Box annotation data -
______

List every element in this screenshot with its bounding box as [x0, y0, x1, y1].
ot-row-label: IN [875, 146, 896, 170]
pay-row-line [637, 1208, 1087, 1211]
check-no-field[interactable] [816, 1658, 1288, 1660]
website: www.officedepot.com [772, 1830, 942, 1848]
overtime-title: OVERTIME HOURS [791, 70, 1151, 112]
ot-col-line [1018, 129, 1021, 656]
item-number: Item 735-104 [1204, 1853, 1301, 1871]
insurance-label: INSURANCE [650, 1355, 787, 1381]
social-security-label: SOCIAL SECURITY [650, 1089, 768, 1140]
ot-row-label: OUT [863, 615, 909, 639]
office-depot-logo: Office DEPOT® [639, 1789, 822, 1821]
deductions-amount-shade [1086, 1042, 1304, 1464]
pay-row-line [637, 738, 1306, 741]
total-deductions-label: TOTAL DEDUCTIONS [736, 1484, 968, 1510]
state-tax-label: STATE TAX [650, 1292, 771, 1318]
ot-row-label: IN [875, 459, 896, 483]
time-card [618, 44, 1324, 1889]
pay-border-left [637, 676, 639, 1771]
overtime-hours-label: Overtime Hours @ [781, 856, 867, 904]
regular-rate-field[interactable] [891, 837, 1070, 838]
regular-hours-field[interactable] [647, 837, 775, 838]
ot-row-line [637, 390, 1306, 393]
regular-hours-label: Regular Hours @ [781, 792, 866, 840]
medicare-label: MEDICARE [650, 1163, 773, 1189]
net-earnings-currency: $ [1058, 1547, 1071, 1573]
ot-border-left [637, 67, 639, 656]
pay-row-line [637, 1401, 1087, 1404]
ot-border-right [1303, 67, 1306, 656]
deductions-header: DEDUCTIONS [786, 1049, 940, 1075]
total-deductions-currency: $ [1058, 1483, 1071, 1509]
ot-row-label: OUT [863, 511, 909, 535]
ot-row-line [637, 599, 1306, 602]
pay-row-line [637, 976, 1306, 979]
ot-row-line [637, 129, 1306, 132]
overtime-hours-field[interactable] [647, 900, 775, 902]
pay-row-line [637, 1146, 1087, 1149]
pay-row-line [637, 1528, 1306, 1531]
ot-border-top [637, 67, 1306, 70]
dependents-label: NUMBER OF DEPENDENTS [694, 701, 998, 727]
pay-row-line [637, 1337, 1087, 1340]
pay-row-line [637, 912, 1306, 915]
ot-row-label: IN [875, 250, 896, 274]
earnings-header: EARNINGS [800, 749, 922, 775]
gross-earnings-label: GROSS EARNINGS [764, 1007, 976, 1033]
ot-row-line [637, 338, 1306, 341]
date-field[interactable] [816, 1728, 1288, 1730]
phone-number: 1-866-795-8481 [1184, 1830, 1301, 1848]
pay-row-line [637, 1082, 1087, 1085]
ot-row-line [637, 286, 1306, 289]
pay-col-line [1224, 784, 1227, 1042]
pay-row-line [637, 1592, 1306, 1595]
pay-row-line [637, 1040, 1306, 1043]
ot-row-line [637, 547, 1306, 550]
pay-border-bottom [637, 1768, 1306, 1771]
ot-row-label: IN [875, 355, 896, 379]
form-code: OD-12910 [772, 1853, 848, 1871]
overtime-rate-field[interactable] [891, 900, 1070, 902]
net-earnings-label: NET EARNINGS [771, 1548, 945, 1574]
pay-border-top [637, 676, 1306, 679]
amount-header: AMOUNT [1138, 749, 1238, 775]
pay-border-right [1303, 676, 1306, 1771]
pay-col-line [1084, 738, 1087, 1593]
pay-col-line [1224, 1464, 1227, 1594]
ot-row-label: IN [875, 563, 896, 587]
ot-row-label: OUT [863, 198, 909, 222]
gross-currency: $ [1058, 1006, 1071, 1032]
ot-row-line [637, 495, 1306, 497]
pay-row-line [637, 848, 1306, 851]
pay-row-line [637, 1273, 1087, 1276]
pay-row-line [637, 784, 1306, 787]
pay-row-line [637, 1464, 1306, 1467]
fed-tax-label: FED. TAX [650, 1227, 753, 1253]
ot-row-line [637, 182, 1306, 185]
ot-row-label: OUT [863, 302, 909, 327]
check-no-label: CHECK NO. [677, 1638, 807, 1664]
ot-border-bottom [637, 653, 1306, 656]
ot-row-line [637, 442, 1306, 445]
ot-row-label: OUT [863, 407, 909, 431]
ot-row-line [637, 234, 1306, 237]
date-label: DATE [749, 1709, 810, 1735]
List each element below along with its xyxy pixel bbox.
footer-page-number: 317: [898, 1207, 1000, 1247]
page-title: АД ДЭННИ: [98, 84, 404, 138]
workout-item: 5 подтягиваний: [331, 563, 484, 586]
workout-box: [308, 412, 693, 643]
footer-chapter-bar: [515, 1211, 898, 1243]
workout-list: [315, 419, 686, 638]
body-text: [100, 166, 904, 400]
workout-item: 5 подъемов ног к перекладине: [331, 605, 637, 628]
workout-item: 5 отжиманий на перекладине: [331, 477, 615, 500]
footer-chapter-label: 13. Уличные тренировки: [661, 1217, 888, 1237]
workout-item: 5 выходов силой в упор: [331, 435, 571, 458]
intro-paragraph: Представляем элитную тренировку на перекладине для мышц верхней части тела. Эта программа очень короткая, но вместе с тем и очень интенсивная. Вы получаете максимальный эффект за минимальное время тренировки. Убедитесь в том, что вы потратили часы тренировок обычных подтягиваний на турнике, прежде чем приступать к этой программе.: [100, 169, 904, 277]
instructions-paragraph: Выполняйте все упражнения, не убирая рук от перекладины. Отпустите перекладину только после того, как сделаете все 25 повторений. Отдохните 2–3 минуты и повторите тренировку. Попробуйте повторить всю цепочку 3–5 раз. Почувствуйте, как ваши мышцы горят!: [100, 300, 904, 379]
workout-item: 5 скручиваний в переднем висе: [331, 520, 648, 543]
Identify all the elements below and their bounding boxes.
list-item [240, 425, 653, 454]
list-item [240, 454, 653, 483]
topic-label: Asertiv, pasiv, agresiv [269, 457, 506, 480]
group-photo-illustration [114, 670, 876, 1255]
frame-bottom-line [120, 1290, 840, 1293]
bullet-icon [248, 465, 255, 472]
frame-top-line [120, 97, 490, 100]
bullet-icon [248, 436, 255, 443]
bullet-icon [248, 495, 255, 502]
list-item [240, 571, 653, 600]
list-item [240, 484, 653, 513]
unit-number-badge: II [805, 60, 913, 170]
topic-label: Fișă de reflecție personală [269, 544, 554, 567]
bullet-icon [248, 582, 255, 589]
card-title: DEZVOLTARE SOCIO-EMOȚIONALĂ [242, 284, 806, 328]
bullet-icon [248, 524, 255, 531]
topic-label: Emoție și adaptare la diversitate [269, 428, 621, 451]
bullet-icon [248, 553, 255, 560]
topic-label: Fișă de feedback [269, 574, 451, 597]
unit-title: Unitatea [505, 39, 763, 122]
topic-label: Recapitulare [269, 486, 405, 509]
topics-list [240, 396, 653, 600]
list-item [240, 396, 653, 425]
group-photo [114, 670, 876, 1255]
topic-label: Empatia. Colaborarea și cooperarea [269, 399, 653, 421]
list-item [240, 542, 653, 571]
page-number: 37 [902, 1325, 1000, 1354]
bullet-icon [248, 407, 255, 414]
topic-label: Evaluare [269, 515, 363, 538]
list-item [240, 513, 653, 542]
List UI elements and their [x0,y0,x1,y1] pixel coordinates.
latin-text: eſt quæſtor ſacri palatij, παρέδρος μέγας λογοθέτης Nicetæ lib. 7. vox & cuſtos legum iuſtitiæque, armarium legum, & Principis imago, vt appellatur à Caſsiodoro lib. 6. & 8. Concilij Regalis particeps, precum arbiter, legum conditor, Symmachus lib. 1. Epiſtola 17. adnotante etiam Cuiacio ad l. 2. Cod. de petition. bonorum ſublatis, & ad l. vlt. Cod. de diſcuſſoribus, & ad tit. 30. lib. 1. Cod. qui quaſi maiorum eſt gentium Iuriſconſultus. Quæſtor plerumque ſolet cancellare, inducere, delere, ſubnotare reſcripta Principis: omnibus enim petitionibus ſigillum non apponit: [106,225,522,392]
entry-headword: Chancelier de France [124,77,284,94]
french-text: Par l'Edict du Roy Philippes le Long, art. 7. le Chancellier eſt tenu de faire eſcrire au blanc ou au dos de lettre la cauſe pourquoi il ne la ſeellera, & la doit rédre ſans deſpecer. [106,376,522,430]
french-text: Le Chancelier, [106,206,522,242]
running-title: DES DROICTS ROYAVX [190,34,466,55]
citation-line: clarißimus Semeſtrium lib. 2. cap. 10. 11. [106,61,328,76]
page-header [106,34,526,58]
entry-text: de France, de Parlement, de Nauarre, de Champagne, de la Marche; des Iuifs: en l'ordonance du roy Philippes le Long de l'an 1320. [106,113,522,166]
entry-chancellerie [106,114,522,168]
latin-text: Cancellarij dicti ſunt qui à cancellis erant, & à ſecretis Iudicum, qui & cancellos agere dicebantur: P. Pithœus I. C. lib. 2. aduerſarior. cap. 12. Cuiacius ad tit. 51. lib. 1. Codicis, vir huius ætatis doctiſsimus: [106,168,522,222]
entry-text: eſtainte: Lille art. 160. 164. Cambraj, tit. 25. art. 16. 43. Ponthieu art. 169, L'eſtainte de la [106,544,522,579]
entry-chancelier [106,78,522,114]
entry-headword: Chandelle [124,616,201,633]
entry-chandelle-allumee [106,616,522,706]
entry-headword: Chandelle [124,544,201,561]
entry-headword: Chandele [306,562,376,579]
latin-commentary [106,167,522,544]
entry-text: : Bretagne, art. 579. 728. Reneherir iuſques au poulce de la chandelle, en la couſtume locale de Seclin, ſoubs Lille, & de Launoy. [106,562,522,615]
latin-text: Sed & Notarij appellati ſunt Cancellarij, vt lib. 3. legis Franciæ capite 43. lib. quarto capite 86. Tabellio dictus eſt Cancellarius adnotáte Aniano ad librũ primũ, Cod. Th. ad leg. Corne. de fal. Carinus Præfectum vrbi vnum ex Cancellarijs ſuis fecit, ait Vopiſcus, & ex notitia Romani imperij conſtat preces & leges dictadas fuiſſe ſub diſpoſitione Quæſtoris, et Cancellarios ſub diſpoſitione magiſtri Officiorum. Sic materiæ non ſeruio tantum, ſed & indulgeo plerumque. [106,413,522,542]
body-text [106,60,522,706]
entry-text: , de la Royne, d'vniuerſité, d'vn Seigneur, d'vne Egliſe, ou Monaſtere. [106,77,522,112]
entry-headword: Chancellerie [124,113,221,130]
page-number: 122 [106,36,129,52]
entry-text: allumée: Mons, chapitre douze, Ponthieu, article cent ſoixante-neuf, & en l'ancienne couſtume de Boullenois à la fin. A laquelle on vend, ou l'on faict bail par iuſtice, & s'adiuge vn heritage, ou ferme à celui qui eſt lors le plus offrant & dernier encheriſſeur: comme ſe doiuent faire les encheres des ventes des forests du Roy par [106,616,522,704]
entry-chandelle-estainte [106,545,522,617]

______

What the exercise asks - Copy the lines from the very first one through the line containing "ot-col-line [1018, 129, 1021, 656]", including both of those lines.

Written answer -
List every element in this screenshot with its bounding box as [x0, y0, x1, y1].
ot-row-label: IN [875, 146, 896, 170]
pay-row-line [637, 1208, 1087, 1211]
check-no-field[interactable] [816, 1658, 1288, 1660]
website: www.officedepot.com [772, 1830, 942, 1848]
overtime-title: OVERTIME HOURS [791, 70, 1151, 112]
ot-col-line [1018, 129, 1021, 656]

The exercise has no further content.